## EXERCISE GOAL
Write the material out again in full, word for word. Do not include the pictures.

## ITEMS
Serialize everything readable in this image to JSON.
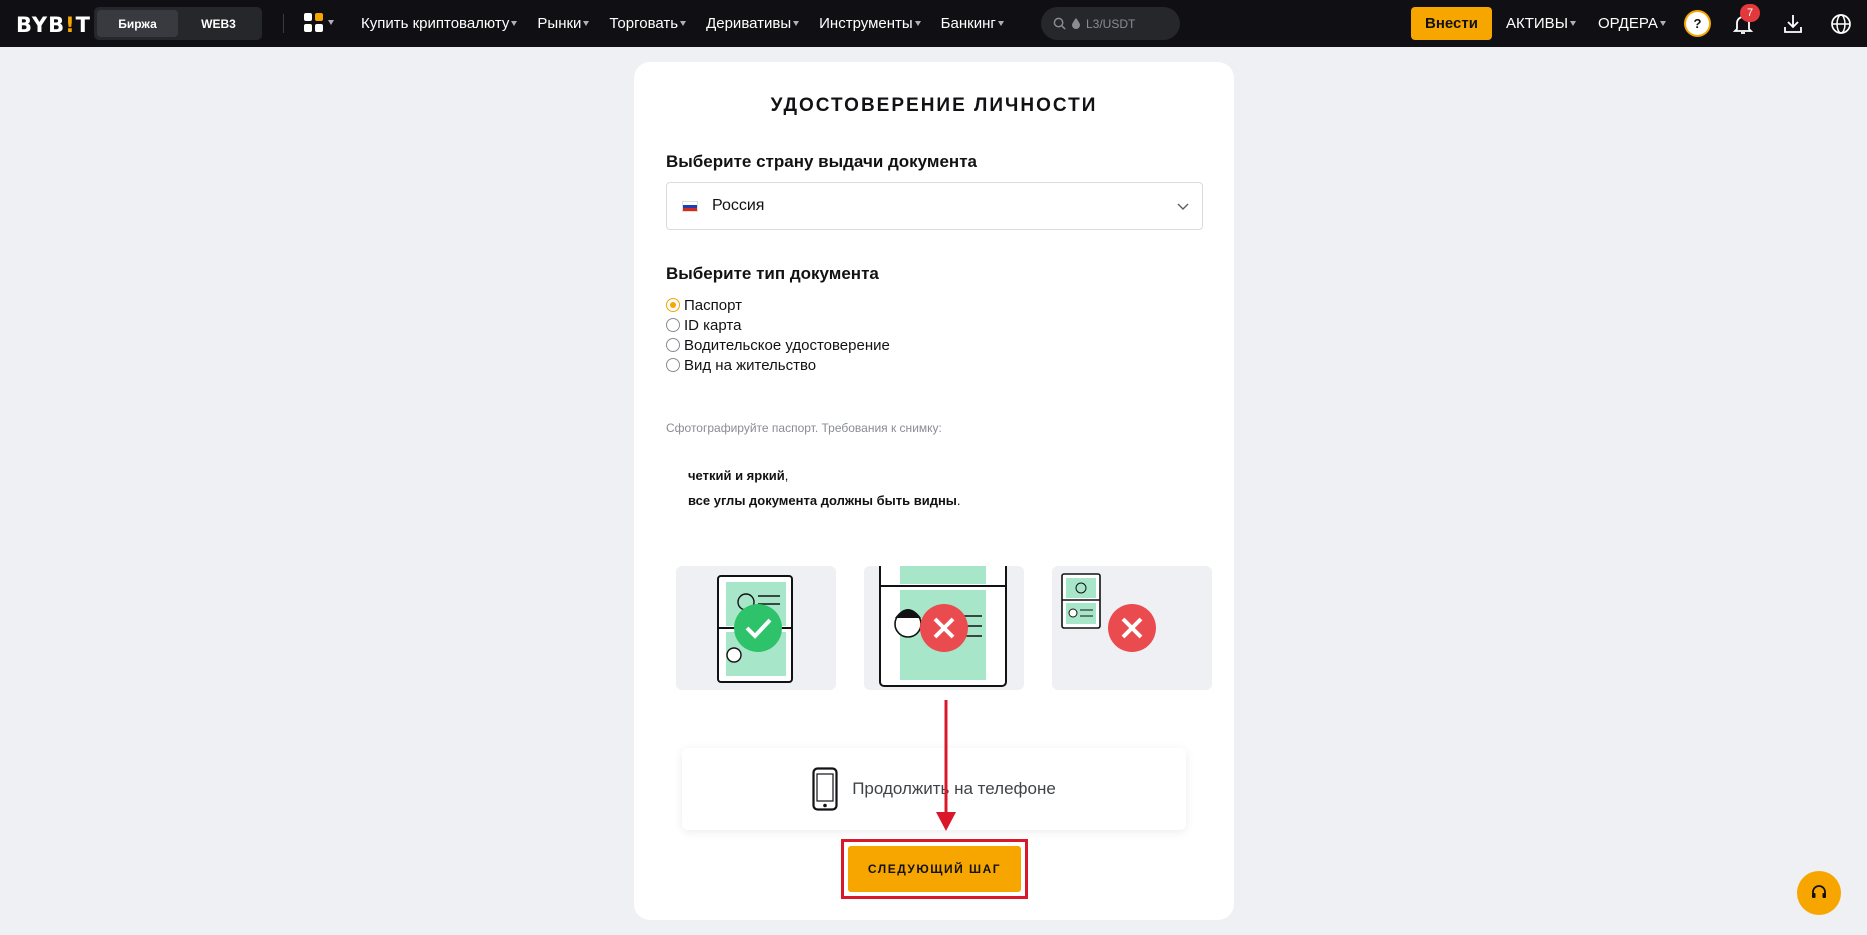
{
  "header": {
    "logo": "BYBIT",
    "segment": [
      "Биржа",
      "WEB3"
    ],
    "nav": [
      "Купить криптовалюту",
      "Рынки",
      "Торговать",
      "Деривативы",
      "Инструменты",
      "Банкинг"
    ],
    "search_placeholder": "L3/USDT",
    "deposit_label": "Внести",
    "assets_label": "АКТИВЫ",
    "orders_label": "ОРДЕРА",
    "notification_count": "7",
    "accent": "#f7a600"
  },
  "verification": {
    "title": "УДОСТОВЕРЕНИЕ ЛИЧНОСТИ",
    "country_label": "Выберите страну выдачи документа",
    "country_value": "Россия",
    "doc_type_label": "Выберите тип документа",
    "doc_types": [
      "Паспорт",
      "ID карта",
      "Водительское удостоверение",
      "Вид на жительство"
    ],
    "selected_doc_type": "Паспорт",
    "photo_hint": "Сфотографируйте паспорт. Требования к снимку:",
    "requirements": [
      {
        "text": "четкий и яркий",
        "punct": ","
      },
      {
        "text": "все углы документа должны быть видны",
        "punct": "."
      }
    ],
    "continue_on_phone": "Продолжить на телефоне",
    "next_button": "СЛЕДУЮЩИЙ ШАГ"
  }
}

## SOLUTION TO THIS EXERCISE
Serialize everything readable in this image to JSON.
{
  "header": {
    "logo": "BYBIT",
    "segment": [
      "Биржа",
      "WEB3"
    ],
    "nav": [
      "Купить криптовалюту",
      "Рынки",
      "Торговать",
      "Деривативы",
      "Инструменты",
      "Банкинг"
    ],
    "search_placeholder": "L3/USDT",
    "deposit_label": "Внести",
    "assets_label": "АКТИВЫ",
    "orders_label": "ОРДЕРА",
    "notification_count": "7",
    "accent": "#f7a600"
  },
  "verification": {
    "title": "УДОСТОВЕРЕНИЕ ЛИЧНОСТИ",
    "country_label": "Выберите страну выдачи документа",
    "country_value": "Россия",
    "doc_type_label": "Выберите тип документа",
    "doc_types": [
      "Паспорт",
      "ID карта",
      "Водительское удостоверение",
      "Вид на жительство"
    ],
    "selected_doc_type": "Паспорт",
    "photo_hint": "Сфотографируйте паспорт. Требования к снимку:",
    "requirements": [
      {
        "text": "четкий и яркий",
        "punct": ","
      },
      {
        "text": "все углы документа должны быть видны",
        "punct": "."
      }
    ],
    "continue_on_phone": "Продолжить на телефоне",
    "next_button": "СЛЕДУЮЩИЙ ШАГ"
  }
}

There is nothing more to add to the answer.